Task brief. Every line of the material is to be repeated exactly as it stands.

Entries shown.
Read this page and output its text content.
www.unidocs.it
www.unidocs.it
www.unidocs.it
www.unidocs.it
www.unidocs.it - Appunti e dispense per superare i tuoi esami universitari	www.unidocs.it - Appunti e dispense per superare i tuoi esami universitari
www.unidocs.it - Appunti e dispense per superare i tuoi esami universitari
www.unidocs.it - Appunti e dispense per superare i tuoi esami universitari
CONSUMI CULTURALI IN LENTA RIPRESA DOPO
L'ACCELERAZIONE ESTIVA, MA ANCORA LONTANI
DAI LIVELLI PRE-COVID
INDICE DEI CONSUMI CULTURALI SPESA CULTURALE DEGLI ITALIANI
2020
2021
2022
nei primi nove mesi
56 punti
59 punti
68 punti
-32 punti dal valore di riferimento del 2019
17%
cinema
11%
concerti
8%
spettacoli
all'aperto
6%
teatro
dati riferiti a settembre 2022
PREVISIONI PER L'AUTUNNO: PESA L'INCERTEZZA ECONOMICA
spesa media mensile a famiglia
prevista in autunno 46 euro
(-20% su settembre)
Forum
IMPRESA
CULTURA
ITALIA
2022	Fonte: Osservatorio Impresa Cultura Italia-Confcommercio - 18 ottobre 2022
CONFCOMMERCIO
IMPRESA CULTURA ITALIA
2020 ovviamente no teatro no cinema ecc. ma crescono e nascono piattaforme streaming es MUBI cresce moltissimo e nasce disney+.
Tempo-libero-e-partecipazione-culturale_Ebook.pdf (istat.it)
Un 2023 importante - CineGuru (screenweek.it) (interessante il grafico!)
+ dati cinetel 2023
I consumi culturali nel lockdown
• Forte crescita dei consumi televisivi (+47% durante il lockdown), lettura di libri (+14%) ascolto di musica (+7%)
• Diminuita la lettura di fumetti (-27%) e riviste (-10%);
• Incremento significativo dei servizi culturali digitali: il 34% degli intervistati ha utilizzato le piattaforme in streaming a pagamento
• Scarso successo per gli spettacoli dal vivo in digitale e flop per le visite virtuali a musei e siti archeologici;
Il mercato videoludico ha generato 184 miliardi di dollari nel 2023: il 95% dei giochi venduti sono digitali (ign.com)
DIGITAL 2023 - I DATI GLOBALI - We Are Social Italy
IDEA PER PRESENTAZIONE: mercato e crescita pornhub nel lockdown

Expected answer.
Read this page and output its text content.
www.unidocs.it
www.unidocs.it
www.unidocs.it
www.unidocs.it
www.unidocs.it - Appunti e dispense per superare i tuoi esami universitari	www.unidocs.it - Appunti e dispense per superare i tuoi esami universitari
www.unidocs.it - Appunti e dispense per superare i tuoi esami universitari
www.unidocs.it - Appunti e dispense per superare i tuoi esami universitari
CONSUMI CULTURALI IN LENTA RIPRESA DOPO
L'ACCELERAZIONE ESTIVA, MA ANCORA LONTANI
DAI LIVELLI PRE-COVID
INDICE DEI CONSUMI CULTURALI SPESA CULTURALE DEGLI ITALIANI
2020
2021
2022
nei primi nove mesi
56 punti
59 punti
68 punti
-32 punti dal valore di riferimento del 2019
17%
cinema
11%
concerti
8%
spettacoli
all'aperto
6%
teatro
dati riferiti a settembre 2022
PREVISIONI PER L'AUTUNNO: PESA L'INCERTEZZA ECONOMICA
spesa media mensile a famiglia
prevista in autunno 46 euro
(-20% su settembre)
Forum
IMPRESA
CULTURA
ITALIA
2022	Fonte: Osservatorio Impresa Cultura Italia-Confcommercio - 18 ottobre 2022
CONFCOMMERCIO
IMPRESA CULTURA ITALIA
2020 ovviamente no teatro no cinema ecc. ma crescono e nascono piattaforme streaming es MUBI cresce moltissimo e nasce disney+.
Tempo-libero-e-partecipazione-culturale_Ebook.pdf (istat.it)
Un 2023 importante - CineGuru (screenweek.it) (interessante il grafico!)
+ dati cinetel 2023
I consumi culturali nel lockdown
• Forte crescita dei consumi televisivi (+47% durante il lockdown), lettura di libri (+14%) ascolto di musica (+7%)
• Diminuita la lettura di fumetti (-27%) e riviste (-10%);
• Incremento significativo dei servizi culturali digitali: il 34% degli intervistati ha utilizzato le piattaforme in streaming a pagamento
• Scarso successo per gli spettacoli dal vivo in digitale e flop per le visite virtuali a musei e siti archeologici;
Il mercato videoludico ha generato 184 miliardi di dollari nel 2023: il 95% dei giochi venduti sono digitali (ign.com)
DIGITAL 2023 - I DATI GLOBALI - We Are Social Italy
IDEA PER PRESENTAZIONE: mercato e crescita pornhub nel lockdown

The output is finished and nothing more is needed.